[Start of Stored records]

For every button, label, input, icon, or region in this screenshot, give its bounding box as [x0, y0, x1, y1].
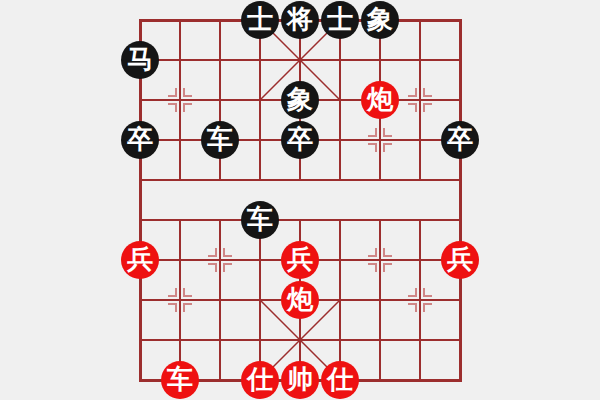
piece-red-cannon-1[interactable]: 炮 [361, 81, 399, 119]
piece-black-rook-2[interactable]: 车 [241, 201, 279, 239]
piece-red-advisor-1[interactable]: 仕 [241, 361, 279, 399]
piece-red-rook-1[interactable]: 车 [161, 361, 199, 399]
piece-black-advisor-1[interactable]: 士 [241, 1, 279, 39]
piece-black-pawn-1[interactable]: 卒 [121, 121, 159, 159]
piece-black-advisor-2[interactable]: 士 [321, 1, 359, 39]
piece-black-pawn-2[interactable]: 卒 [281, 121, 319, 159]
piece-red-cannon-2[interactable]: 炮 [281, 281, 319, 319]
piece-black-pawn-3[interactable]: 卒 [441, 121, 479, 159]
piece-black-rook-1[interactable]: 车 [201, 121, 239, 159]
piece-red-pawn-2[interactable]: 兵 [281, 241, 319, 279]
piece-black-king[interactable]: 将 [281, 1, 319, 39]
piece-black-elephant-1[interactable]: 象 [361, 1, 399, 39]
screenshot-stage: 士将士象马象炮卒车卒卒车兵兵兵炮车仕帅仕 [0, 0, 600, 400]
piece-red-advisor-2[interactable]: 仕 [321, 361, 359, 399]
piece-black-horse-1[interactable]: 马 [121, 41, 159, 79]
xiangqi-board: 士将士象马象炮卒车卒卒车兵兵兵炮车仕帅仕 [120, 0, 480, 400]
piece-black-elephant-2[interactable]: 象 [281, 81, 319, 119]
piece-red-king[interactable]: 帅 [281, 361, 319, 399]
piece-grid: 士将士象马象炮卒车卒卒车兵兵兵炮车仕帅仕 [120, 0, 480, 400]
piece-red-pawn-3[interactable]: 兵 [441, 241, 479, 279]
piece-red-pawn-1[interactable]: 兵 [121, 241, 159, 279]
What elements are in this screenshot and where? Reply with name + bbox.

[End of Stored records]

Prompt:
Retype every line of the listing above word for word, leaving out the pictures.

Task answer:
For every button, label, input, icon, or region in this screenshot, give its bounding box as [x0, y0, x1, y1].
piece-red-cannon-1[interactable]: 炮 [361, 81, 399, 119]
piece-black-rook-2[interactable]: 车 [241, 201, 279, 239]
piece-red-advisor-1[interactable]: 仕 [241, 361, 279, 399]
piece-red-rook-1[interactable]: 车 [161, 361, 199, 399]
piece-black-advisor-1[interactable]: 士 [241, 1, 279, 39]
piece-black-pawn-1[interactable]: 卒 [121, 121, 159, 159]
piece-black-advisor-2[interactable]: 士 [321, 1, 359, 39]
piece-black-pawn-2[interactable]: 卒 [281, 121, 319, 159]
piece-red-cannon-2[interactable]: 炮 [281, 281, 319, 319]
piece-black-pawn-3[interactable]: 卒 [441, 121, 479, 159]
piece-black-rook-1[interactable]: 车 [201, 121, 239, 159]
piece-red-pawn-2[interactable]: 兵 [281, 241, 319, 279]
piece-black-king[interactable]: 将 [281, 1, 319, 39]
piece-black-elephant-1[interactable]: 象 [361, 1, 399, 39]
screenshot-stage: 士将士象马象炮卒车卒卒车兵兵兵炮车仕帅仕 [0, 0, 600, 400]
piece-red-advisor-2[interactable]: 仕 [321, 361, 359, 399]
piece-black-horse-1[interactable]: 马 [121, 41, 159, 79]
xiangqi-board: 士将士象马象炮卒车卒卒车兵兵兵炮车仕帅仕 [120, 0, 480, 400]
piece-black-elephant-2[interactable]: 象 [281, 81, 319, 119]
piece-red-king[interactable]: 帅 [281, 361, 319, 399]
piece-grid: 士将士象马象炮卒车卒卒车兵兵兵炮车仕帅仕 [120, 0, 480, 400]
piece-red-pawn-3[interactable]: 兵 [441, 241, 479, 279]
piece-red-pawn-1[interactable]: 兵 [121, 241, 159, 279]
What elements are in this screenshot and where? Reply with name + bbox.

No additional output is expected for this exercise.